*Directions for this task*: Each record below must be returned exactly as shown.
──────────
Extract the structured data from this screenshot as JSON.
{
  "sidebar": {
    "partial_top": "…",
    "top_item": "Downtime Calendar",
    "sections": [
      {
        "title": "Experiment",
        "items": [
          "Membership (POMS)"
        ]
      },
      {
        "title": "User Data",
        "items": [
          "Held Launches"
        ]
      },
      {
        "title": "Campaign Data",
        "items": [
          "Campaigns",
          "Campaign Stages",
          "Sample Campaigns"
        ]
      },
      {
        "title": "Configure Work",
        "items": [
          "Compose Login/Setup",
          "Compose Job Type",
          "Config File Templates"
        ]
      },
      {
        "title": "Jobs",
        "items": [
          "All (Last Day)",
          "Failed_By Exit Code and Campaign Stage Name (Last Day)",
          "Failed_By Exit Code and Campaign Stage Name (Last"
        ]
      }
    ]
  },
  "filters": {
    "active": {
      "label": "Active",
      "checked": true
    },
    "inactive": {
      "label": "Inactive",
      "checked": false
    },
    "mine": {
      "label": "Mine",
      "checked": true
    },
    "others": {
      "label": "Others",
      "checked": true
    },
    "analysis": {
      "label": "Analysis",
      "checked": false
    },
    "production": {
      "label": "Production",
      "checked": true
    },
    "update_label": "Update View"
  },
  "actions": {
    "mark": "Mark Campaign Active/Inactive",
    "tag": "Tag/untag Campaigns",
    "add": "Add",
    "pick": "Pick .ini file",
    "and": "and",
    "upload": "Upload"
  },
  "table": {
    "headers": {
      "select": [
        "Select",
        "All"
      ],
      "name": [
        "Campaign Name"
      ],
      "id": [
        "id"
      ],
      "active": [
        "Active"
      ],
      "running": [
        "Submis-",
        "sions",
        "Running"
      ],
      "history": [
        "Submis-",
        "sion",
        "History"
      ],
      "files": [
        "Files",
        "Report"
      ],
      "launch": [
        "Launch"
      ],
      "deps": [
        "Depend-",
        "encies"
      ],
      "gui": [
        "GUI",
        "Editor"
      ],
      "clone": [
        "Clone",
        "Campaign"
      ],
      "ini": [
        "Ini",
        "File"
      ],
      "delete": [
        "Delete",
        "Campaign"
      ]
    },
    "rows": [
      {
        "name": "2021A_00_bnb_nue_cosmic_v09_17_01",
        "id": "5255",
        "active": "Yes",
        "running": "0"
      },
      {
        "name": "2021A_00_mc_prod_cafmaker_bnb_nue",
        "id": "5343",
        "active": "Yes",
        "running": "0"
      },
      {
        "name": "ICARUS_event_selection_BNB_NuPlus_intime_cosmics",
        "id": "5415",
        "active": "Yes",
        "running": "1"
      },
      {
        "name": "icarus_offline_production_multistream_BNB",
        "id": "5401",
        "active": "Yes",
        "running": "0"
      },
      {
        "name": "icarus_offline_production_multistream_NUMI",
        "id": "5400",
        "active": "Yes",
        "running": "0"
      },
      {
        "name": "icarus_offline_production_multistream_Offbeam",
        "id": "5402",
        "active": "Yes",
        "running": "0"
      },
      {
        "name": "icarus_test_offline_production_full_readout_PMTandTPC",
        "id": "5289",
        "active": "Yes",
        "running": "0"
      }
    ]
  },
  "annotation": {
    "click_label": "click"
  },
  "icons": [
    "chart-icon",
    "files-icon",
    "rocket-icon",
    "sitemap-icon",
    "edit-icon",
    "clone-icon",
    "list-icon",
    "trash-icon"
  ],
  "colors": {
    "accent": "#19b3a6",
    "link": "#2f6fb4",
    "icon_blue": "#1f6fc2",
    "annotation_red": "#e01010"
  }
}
──────────
*Task output*:
Extract the structured data from this screenshot as JSON.
{
  "sidebar": {
    "partial_top": "…",
    "top_item": "Downtime Calendar",
    "sections": [
      {
        "title": "Experiment",
        "items": [
          "Membership (POMS)"
        ]
      },
      {
        "title": "User Data",
        "items": [
          "Held Launches"
        ]
      },
      {
        "title": "Campaign Data",
        "items": [
          "Campaigns",
          "Campaign Stages",
          "Sample Campaigns"
        ]
      },
      {
        "title": "Configure Work",
        "items": [
          "Compose Login/Setup",
          "Compose Job Type",
          "Config File Templates"
        ]
      },
      {
        "title": "Jobs",
        "items": [
          "All (Last Day)",
          "Failed_By Exit Code and Campaign Stage Name (Last Day)",
          "Failed_By Exit Code and Campaign Stage Name (Last"
        ]
      }
    ]
  },
  "filters": {
    "active": {
      "label": "Active",
      "checked": true
    },
    "inactive": {
      "label": "Inactive",
      "checked": false
    },
    "mine": {
      "label": "Mine",
      "checked": true
    },
    "others": {
      "label": "Others",
      "checked": true
    },
    "analysis": {
      "label": "Analysis",
      "checked": false
    },
    "production": {
      "label": "Production",
      "checked": true
    },
    "update_label": "Update View"
  },
  "actions": {
    "mark": "Mark Campaign Active/Inactive",
    "tag": "Tag/untag Campaigns",
    "add": "Add",
    "pick": "Pick .ini file",
    "and": "and",
    "upload": "Upload"
  },
  "table": {
    "headers": {
      "select": [
        "Select",
        "All"
      ],
      "name": [
        "Campaign Name"
      ],
      "id": [
        "id"
      ],
      "active": [
        "Active"
      ],
      "running": [
        "Submis-",
        "sions",
        "Running"
      ],
      "history": [
        "Submis-",
        "sion",
        "History"
      ],
      "files": [
        "Files",
        "Report"
      ],
      "launch": [
        "Launch"
      ],
      "deps": [
        "Depend-",
        "encies"
      ],
      "gui": [
        "GUI",
        "Editor"
      ],
      "clone": [
        "Clone",
        "Campaign"
      ],
      "ini": [
        "Ini",
        "File"
      ],
      "delete": [
        "Delete",
        "Campaign"
      ]
    },
    "rows": [
      {
        "name": "2021A_00_bnb_nue_cosmic_v09_17_01",
        "id": "5255",
        "active": "Yes",
        "running": "0"
      },
      {
        "name": "2021A_00_mc_prod_cafmaker_bnb_nue",
        "id": "5343",
        "active": "Yes",
        "running": "0"
      },
      {
        "name": "ICARUS_event_selection_BNB_NuPlus_intime_cosmics",
        "id": "5415",
        "active": "Yes",
        "running": "1"
      },
      {
        "name": "icarus_offline_production_multistream_BNB",
        "id": "5401",
        "active": "Yes",
        "running": "0"
      },
      {
        "name": "icarus_offline_production_multistream_NUMI",
        "id": "5400",
        "active": "Yes",
        "running": "0"
      },
      {
        "name": "icarus_offline_production_multistream_Offbeam",
        "id": "5402",
        "active": "Yes",
        "running": "0"
      },
      {
        "name": "icarus_test_offline_production_full_readout_PMTandTPC",
        "id": "5289",
        "active": "Yes",
        "running": "0"
      }
    ]
  },
  "annotation": {
    "click_label": "click"
  },
  "icons": [
    "chart-icon",
    "files-icon",
    "rocket-icon",
    "sitemap-icon",
    "edit-icon",
    "clone-icon",
    "list-icon",
    "trash-icon"
  ],
  "colors": {
    "accent": "#19b3a6",
    "link": "#2f6fb4",
    "icon_blue": "#1f6fc2",
    "annotation_red": "#e01010"
  }
}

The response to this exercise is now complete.